# START OF SUPPLIED MATERIAL
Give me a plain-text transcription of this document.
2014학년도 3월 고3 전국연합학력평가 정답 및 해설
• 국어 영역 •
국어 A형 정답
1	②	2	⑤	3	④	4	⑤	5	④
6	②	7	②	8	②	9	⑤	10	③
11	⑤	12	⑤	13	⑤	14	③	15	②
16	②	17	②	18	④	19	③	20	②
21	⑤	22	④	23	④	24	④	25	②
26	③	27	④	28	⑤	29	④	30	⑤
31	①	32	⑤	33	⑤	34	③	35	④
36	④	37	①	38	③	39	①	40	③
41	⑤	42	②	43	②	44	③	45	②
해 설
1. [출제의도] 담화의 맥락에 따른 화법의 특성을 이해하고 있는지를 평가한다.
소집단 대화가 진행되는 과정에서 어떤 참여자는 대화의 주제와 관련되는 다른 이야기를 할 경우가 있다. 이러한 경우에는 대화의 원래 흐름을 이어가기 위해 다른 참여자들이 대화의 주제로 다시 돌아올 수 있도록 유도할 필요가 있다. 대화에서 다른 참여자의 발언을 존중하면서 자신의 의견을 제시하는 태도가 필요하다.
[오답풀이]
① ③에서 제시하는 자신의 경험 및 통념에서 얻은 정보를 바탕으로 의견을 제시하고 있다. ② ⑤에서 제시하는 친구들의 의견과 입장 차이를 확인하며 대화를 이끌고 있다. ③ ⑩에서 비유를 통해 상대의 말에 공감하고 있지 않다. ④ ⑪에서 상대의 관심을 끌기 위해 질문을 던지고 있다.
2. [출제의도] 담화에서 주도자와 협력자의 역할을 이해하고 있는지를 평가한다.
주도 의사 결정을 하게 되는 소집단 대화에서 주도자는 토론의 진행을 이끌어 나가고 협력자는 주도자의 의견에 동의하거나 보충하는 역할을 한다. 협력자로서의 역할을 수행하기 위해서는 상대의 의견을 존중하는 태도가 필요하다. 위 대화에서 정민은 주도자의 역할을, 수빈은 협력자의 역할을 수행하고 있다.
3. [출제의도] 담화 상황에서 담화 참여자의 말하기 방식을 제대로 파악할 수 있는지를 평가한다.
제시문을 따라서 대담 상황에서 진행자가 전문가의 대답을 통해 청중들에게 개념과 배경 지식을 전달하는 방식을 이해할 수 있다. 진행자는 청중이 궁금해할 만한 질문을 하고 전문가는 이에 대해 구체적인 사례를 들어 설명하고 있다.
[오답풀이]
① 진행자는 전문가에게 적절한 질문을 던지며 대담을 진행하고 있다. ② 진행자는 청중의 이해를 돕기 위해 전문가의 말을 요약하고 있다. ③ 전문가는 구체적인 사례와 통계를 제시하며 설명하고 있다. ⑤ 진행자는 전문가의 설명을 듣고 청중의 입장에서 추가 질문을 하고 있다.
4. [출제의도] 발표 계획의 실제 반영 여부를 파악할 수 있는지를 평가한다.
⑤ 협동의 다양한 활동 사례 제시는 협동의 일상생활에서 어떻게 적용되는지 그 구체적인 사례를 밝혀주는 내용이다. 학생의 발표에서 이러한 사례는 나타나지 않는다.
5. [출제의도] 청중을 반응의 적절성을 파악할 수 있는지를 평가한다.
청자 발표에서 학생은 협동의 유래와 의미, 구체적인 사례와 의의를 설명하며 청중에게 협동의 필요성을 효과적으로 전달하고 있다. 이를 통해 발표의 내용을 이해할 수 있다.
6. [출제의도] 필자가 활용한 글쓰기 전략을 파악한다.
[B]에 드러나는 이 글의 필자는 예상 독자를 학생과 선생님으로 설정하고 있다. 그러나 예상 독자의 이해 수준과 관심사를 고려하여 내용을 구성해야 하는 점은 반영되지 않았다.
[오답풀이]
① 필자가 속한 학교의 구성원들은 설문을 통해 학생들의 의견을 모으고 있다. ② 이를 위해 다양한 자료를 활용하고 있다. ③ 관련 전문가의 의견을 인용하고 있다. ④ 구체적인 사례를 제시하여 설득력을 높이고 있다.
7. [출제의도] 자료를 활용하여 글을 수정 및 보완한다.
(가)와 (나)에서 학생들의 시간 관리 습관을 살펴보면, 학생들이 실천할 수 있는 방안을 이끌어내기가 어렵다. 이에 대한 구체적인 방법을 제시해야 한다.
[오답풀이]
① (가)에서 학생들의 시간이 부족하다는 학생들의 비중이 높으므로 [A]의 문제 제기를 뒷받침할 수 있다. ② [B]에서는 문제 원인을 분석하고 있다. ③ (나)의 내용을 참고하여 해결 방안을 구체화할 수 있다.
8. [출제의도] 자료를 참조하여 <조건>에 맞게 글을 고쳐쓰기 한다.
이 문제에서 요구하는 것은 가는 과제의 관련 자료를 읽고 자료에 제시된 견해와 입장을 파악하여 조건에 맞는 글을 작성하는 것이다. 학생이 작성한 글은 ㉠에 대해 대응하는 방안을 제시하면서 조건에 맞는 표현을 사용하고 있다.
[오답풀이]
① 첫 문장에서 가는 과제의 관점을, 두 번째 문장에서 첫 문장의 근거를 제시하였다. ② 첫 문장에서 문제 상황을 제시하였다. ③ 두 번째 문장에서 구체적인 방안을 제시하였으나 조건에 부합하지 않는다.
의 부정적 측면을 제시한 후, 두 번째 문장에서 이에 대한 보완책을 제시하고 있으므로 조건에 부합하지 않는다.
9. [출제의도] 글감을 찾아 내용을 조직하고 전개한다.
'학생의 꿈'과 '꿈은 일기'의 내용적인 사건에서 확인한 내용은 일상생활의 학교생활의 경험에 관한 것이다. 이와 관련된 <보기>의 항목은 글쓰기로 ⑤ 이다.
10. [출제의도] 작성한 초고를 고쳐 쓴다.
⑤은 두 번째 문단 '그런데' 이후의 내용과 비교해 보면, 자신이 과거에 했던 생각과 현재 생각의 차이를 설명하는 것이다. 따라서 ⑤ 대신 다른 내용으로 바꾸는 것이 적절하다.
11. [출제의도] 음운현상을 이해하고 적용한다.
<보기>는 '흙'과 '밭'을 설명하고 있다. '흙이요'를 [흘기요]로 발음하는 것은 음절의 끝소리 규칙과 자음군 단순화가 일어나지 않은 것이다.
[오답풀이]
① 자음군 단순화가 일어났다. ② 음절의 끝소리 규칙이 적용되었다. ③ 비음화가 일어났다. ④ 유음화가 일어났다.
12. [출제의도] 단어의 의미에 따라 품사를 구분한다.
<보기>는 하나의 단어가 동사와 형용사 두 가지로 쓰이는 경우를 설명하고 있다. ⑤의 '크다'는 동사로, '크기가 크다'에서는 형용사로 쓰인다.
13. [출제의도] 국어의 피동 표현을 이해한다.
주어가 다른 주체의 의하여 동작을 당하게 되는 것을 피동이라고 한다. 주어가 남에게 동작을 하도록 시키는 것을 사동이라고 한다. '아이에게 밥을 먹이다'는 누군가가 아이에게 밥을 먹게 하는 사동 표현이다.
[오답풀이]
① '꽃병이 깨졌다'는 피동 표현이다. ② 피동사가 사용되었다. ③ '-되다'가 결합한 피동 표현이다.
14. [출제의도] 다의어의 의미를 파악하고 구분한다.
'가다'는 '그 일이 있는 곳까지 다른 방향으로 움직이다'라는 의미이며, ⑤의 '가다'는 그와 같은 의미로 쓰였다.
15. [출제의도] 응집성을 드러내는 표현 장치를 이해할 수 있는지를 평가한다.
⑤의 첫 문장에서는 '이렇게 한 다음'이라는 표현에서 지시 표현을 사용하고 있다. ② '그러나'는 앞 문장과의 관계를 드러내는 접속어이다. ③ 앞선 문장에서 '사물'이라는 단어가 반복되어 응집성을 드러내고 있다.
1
# END OF SUPPLIED MATERIAL
### STATED TASK:
Make an exact copy of the records.

### ANSWER FOR THIS EXERCISE:
Give me a plain-text transcription of this document.
2014학년도 3월 고3 전국연합학력평가 정답 및 해설
• 국어 영역 •
국어 A형 정답
1	②	2	⑤	3	④	4	⑤	5	④
6	②	7	②	8	②	9	⑤	10	③
11	⑤	12	⑤	13	⑤	14	③	15	②
16	②	17	②	18	④	19	③	20	②
21	⑤	22	④	23	④	24	④	25	②
26	③	27	④	28	⑤	29	④	30	⑤
31	①	32	⑤	33	⑤	34	③	35	④
36	④	37	①	38	③	39	①	40	③
41	⑤	42	②	43	②	44	③	45	②
해 설
1. [출제의도] 담화의 맥락에 따른 화법의 특성을 이해하고 있는지를 평가한다.
소집단 대화가 진행되는 과정에서 어떤 참여자는 대화의 주제와 관련되는 다른 이야기를 할 경우가 있다. 이러한 경우에는 대화의 원래 흐름을 이어가기 위해 다른 참여자들이 대화의 주제로 다시 돌아올 수 있도록 유도할 필요가 있다. 대화에서 다른 참여자의 발언을 존중하면서 자신의 의견을 제시하는 태도가 필요하다.
[오답풀이]
① ③에서 제시하는 자신의 경험 및 통념에서 얻은 정보를 바탕으로 의견을 제시하고 있다. ② ⑤에서 제시하는 친구들의 의견과 입장 차이를 확인하며 대화를 이끌고 있다. ③ ⑩에서 비유를 통해 상대의 말에 공감하고 있지 않다. ④ ⑪에서 상대의 관심을 끌기 위해 질문을 던지고 있다.
2. [출제의도] 담화에서 주도자와 협력자의 역할을 이해하고 있는지를 평가한다.
주도 의사 결정을 하게 되는 소집단 대화에서 주도자는 토론의 진행을 이끌어 나가고 협력자는 주도자의 의견에 동의하거나 보충하는 역할을 한다. 협력자로서의 역할을 수행하기 위해서는 상대의 의견을 존중하는 태도가 필요하다. 위 대화에서 정민은 주도자의 역할을, 수빈은 협력자의 역할을 수행하고 있다.
3. [출제의도] 담화 상황에서 담화 참여자의 말하기 방식을 제대로 파악할 수 있는지를 평가한다.
제시문을 따라서 대담 상황에서 진행자가 전문가의 대답을 통해 청중들에게 개념과 배경 지식을 전달하는 방식을 이해할 수 있다. 진행자는 청중이 궁금해할 만한 질문을 하고 전문가는 이에 대해 구체적인 사례를 들어 설명하고 있다.
[오답풀이]
① 진행자는 전문가에게 적절한 질문을 던지며 대담을 진행하고 있다. ② 진행자는 청중의 이해를 돕기 위해 전문가의 말을 요약하고 있다. ③ 전문가는 구체적인 사례와 통계를 제시하며 설명하고 있다. ⑤ 진행자는 전문가의 설명을 듣고 청중의 입장에서 추가 질문을 하고 있다.
4. [출제의도] 발표 계획의 실제 반영 여부를 파악할 수 있는지를 평가한다.
⑤ 협동의 다양한 활동 사례 제시는 협동의 일상생활에서 어떻게 적용되는지 그 구체적인 사례를 밝혀주는 내용이다. 학생의 발표에서 이러한 사례는 나타나지 않는다.
5. [출제의도] 청중을 반응의 적절성을 파악할 수 있는지를 평가한다.
청자 발표에서 학생은 협동의 유래와 의미, 구체적인 사례와 의의를 설명하며 청중에게 협동의 필요성을 효과적으로 전달하고 있다. 이를 통해 발표의 내용을 이해할 수 있다.
6. [출제의도] 필자가 활용한 글쓰기 전략을 파악한다.
[B]에 드러나는 이 글의 필자는 예상 독자를 학생과 선생님으로 설정하고 있다. 그러나 예상 독자의 이해 수준과 관심사를 고려하여 내용을 구성해야 하는 점은 반영되지 않았다.
[오답풀이]
① 필자가 속한 학교의 구성원들은 설문을 통해 학생들의 의견을 모으고 있다. ② 이를 위해 다양한 자료를 활용하고 있다. ③ 관련 전문가의 의견을 인용하고 있다. ④ 구체적인 사례를 제시하여 설득력을 높이고 있다.
7. [출제의도] 자료를 활용하여 글을 수정 및 보완한다.
(가)와 (나)에서 학생들의 시간 관리 습관을 살펴보면, 학생들이 실천할 수 있는 방안을 이끌어내기가 어렵다. 이에 대한 구체적인 방법을 제시해야 한다.
[오답풀이]
① (가)에서 학생들의 시간이 부족하다는 학생들의 비중이 높으므로 [A]의 문제 제기를 뒷받침할 수 있다. ② [B]에서는 문제 원인을 분석하고 있다. ③ (나)의 내용을 참고하여 해결 방안을 구체화할 수 있다.
8. [출제의도] 자료를 참조하여 <조건>에 맞게 글을 고쳐쓰기 한다.
이 문제에서 요구하는 것은 가는 과제의 관련 자료를 읽고 자료에 제시된 견해와 입장을 파악하여 조건에 맞는 글을 작성하는 것이다. 학생이 작성한 글은 ㉠에 대해 대응하는 방안을 제시하면서 조건에 맞는 표현을 사용하고 있다.
[오답풀이]
① 첫 문장에서 가는 과제의 관점을, 두 번째 문장에서 첫 문장의 근거를 제시하였다. ② 첫 문장에서 문제 상황을 제시하였다. ③ 두 번째 문장에서 구체적인 방안을 제시하였으나 조건에 부합하지 않는다.
의 부정적 측면을 제시한 후, 두 번째 문장에서 이에 대한 보완책을 제시하고 있으므로 조건에 부합하지 않는다.
9. [출제의도] 글감을 찾아 내용을 조직하고 전개한다.
'학생의 꿈'과 '꿈은 일기'의 내용적인 사건에서 확인한 내용은 일상생활의 학교생활의 경험에 관한 것이다. 이와 관련된 <보기>의 항목은 글쓰기로 ⑤ 이다.
10. [출제의도] 작성한 초고를 고쳐 쓴다.
⑤은 두 번째 문단 '그런데' 이후의 내용과 비교해 보면, 자신이 과거에 했던 생각과 현재 생각의 차이를 설명하는 것이다. 따라서 ⑤ 대신 다른 내용으로 바꾸는 것이 적절하다.
11. [출제의도] 음운현상을 이해하고 적용한다.
<보기>는 '흙'과 '밭'을 설명하고 있다. '흙이요'를 [흘기요]로 발음하는 것은 음절의 끝소리 규칙과 자음군 단순화가 일어나지 않은 것이다.
[오답풀이]
① 자음군 단순화가 일어났다. ② 음절의 끝소리 규칙이 적용되었다. ③ 비음화가 일어났다. ④ 유음화가 일어났다.
12. [출제의도] 단어의 의미에 따라 품사를 구분한다.
<보기>는 하나의 단어가 동사와 형용사 두 가지로 쓰이는 경우를 설명하고 있다. ⑤의 '크다'는 동사로, '크기가 크다'에서는 형용사로 쓰인다.
13. [출제의도] 국어의 피동 표현을 이해한다.
주어가 다른 주체의 의하여 동작을 당하게 되는 것을 피동이라고 한다. 주어가 남에게 동작을 하도록 시키는 것을 사동이라고 한다. '아이에게 밥을 먹이다'는 누군가가 아이에게 밥을 먹게 하는 사동 표현이다.
[오답풀이]
① '꽃병이 깨졌다'는 피동 표현이다. ② 피동사가 사용되었다. ③ '-되다'가 결합한 피동 표현이다.
14. [출제의도] 다의어의 의미를 파악하고 구분한다.
'가다'는 '그 일이 있는 곳까지 다른 방향으로 움직이다'라는 의미이며, ⑤의 '가다'는 그와 같은 의미로 쓰였다.
15. [출제의도] 응집성을 드러내는 표현 장치를 이해할 수 있는지를 평가한다.
⑤의 첫 문장에서는 '이렇게 한 다음'이라는 표현에서 지시 표현을 사용하고 있다. ② '그러나'는 앞 문장과의 관계를 드러내는 접속어이다. ③ 앞선 문장에서 '사물'이라는 단어가 반복되어 응집성을 드러내고 있다.
1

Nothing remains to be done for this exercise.